TASK INPUTS ->
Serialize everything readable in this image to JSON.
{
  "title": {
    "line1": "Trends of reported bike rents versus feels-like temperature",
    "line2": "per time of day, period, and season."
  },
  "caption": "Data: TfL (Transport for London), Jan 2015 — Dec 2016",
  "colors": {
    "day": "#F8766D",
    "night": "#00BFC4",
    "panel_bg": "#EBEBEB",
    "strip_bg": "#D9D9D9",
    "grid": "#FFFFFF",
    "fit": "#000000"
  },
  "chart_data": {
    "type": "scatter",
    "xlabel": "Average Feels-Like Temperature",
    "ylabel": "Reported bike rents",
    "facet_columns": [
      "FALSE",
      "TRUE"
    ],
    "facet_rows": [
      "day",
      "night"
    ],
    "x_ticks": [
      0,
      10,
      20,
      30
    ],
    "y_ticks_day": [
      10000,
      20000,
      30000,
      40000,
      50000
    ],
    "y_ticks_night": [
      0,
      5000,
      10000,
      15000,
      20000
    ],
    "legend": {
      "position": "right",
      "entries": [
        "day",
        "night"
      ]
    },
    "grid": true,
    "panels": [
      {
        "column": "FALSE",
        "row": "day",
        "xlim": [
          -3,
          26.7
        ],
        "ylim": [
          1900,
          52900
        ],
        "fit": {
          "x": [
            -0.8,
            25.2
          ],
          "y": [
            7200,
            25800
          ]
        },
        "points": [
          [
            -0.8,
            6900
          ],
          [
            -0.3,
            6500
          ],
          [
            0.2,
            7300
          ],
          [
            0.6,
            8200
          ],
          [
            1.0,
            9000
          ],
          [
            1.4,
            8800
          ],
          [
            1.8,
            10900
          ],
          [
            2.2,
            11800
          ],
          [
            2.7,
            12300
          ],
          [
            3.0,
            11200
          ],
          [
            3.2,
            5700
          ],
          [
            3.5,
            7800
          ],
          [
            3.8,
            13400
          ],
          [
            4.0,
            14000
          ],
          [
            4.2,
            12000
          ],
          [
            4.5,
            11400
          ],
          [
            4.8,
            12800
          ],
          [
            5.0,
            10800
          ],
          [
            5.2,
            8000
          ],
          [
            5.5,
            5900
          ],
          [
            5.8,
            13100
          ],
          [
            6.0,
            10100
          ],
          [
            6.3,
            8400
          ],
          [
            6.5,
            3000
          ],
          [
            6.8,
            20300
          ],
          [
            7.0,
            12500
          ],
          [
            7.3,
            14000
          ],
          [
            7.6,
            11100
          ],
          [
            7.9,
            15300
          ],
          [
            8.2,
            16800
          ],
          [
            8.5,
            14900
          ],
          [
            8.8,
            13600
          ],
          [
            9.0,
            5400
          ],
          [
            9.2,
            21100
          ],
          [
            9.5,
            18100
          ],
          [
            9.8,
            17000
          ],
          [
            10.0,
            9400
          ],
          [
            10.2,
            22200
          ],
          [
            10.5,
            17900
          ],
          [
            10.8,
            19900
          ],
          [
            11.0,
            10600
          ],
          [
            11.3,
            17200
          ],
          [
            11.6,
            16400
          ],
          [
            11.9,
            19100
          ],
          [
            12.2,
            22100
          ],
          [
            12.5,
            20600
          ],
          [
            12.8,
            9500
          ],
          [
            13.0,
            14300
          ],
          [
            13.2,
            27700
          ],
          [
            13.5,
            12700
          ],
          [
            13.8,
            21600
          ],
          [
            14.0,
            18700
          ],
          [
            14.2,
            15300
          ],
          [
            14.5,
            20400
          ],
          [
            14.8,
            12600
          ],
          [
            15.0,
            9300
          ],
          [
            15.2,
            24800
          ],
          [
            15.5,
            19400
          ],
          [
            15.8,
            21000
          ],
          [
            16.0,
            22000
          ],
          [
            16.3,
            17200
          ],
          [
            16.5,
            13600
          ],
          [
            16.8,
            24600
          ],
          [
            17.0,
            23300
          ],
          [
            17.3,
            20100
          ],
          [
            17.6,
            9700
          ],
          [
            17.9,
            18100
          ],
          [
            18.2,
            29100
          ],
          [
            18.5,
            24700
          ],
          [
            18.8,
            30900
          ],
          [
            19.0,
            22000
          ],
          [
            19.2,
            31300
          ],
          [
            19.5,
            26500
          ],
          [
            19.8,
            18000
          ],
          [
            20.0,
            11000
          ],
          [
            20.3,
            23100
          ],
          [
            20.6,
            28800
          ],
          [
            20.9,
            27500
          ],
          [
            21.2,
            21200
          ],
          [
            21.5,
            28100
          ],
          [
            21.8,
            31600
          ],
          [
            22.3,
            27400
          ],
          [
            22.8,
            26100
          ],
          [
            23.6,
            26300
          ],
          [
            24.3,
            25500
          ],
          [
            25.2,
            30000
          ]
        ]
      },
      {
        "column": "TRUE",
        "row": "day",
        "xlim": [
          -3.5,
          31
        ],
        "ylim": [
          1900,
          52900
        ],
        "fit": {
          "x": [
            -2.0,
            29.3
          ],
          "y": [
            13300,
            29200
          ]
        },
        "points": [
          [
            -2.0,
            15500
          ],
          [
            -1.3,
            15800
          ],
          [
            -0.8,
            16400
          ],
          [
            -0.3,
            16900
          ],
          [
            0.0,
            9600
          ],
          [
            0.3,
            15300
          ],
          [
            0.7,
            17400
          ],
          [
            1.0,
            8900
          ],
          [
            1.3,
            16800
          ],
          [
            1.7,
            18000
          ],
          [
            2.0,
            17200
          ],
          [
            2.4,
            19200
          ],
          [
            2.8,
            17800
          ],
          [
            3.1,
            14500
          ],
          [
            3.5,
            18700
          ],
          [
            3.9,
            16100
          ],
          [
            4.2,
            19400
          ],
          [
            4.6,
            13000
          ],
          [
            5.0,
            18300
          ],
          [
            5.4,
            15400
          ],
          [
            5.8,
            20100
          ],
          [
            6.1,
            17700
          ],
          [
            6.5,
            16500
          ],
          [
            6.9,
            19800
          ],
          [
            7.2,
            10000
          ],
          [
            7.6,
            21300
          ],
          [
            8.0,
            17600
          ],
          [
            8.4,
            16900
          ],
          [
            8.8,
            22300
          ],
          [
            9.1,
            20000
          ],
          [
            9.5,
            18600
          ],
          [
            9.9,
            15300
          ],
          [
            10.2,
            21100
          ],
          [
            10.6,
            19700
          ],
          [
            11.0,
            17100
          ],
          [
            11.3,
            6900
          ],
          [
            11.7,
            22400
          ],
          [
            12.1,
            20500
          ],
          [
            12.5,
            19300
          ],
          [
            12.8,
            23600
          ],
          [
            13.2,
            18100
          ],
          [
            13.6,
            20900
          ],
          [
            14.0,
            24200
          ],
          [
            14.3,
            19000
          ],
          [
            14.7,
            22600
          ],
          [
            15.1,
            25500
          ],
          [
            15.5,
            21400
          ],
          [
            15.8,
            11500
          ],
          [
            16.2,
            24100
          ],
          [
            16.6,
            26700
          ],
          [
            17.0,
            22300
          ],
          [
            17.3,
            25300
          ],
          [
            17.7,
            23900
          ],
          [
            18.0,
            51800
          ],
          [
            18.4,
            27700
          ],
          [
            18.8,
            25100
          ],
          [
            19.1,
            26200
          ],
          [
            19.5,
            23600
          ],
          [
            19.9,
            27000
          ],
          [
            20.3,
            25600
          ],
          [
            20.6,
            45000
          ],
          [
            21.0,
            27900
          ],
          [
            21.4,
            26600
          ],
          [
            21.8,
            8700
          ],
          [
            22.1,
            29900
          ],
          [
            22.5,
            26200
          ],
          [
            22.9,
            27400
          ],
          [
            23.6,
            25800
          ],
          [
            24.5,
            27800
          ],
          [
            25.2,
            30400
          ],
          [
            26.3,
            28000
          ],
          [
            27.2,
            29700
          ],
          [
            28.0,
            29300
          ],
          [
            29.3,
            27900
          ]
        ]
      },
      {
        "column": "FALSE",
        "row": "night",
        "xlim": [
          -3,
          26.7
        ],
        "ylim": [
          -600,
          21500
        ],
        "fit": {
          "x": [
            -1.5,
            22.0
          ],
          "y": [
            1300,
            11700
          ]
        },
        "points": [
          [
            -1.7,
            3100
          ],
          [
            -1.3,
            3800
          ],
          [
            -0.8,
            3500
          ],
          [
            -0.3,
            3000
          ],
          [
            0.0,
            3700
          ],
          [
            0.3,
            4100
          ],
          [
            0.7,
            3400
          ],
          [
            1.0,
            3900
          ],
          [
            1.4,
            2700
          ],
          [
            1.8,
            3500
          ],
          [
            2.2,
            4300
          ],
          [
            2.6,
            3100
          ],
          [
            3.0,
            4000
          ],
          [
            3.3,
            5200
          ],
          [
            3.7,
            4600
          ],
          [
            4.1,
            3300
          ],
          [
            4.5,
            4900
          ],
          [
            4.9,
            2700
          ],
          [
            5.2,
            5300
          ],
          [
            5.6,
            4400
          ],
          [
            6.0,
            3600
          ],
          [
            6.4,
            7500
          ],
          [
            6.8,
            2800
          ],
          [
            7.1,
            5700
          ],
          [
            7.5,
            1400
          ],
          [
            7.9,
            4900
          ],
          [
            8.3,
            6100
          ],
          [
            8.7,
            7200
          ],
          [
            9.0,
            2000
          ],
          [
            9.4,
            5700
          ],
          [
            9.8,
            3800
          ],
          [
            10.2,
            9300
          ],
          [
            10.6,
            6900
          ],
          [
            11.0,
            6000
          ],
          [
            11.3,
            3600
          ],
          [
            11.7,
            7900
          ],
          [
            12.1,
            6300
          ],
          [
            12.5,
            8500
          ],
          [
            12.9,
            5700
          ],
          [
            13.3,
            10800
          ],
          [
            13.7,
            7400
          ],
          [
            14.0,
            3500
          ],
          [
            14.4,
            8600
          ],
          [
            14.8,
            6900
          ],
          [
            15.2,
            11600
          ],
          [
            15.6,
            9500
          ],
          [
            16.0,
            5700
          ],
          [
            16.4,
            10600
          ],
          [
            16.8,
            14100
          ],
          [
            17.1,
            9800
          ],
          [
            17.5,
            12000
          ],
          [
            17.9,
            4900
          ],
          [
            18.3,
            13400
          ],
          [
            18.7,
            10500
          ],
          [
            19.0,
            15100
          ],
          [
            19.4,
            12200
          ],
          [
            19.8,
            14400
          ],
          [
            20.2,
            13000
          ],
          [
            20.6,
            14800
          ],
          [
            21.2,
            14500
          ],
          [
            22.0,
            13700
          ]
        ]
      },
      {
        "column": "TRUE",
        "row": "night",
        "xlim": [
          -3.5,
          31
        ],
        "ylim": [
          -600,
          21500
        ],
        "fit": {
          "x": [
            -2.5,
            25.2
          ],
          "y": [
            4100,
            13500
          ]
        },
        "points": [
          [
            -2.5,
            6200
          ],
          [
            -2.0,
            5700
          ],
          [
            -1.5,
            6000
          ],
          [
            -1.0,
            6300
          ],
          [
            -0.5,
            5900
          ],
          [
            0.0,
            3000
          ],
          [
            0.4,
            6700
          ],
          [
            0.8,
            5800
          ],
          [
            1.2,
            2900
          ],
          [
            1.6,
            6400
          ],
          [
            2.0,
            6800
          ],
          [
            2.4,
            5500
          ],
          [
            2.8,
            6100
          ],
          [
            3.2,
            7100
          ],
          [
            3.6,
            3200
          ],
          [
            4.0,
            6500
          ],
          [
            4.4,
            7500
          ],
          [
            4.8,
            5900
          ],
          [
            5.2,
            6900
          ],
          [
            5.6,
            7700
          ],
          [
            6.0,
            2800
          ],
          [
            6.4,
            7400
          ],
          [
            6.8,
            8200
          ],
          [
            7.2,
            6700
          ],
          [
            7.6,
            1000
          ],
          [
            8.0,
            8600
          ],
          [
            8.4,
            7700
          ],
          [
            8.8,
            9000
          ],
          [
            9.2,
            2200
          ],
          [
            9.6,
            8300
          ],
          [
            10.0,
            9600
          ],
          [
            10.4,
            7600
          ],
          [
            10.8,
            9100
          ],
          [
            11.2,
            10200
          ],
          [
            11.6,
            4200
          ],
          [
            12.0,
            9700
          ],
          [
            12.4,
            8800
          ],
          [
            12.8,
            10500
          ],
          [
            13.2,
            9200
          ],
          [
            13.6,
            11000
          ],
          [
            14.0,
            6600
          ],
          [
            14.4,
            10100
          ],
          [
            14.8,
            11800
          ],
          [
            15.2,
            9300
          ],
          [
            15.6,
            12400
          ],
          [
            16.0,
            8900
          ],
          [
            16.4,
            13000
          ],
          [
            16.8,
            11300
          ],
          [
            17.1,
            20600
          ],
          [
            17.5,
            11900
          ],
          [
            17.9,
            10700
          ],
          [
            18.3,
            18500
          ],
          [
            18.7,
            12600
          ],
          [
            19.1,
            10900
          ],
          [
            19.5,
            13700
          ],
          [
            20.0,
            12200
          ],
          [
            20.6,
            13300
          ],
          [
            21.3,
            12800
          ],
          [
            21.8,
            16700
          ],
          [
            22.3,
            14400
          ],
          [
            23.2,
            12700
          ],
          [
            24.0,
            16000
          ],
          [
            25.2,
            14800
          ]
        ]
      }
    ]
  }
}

WHAT IS EXPECTED ->
Search the records for the string "bike" and return every line in which it occurs.

RESPONSE BELOW ->
    "line1": "Trends of reported bike rents versus feels-like temperature",
    "ylabel": "Reported bike rents",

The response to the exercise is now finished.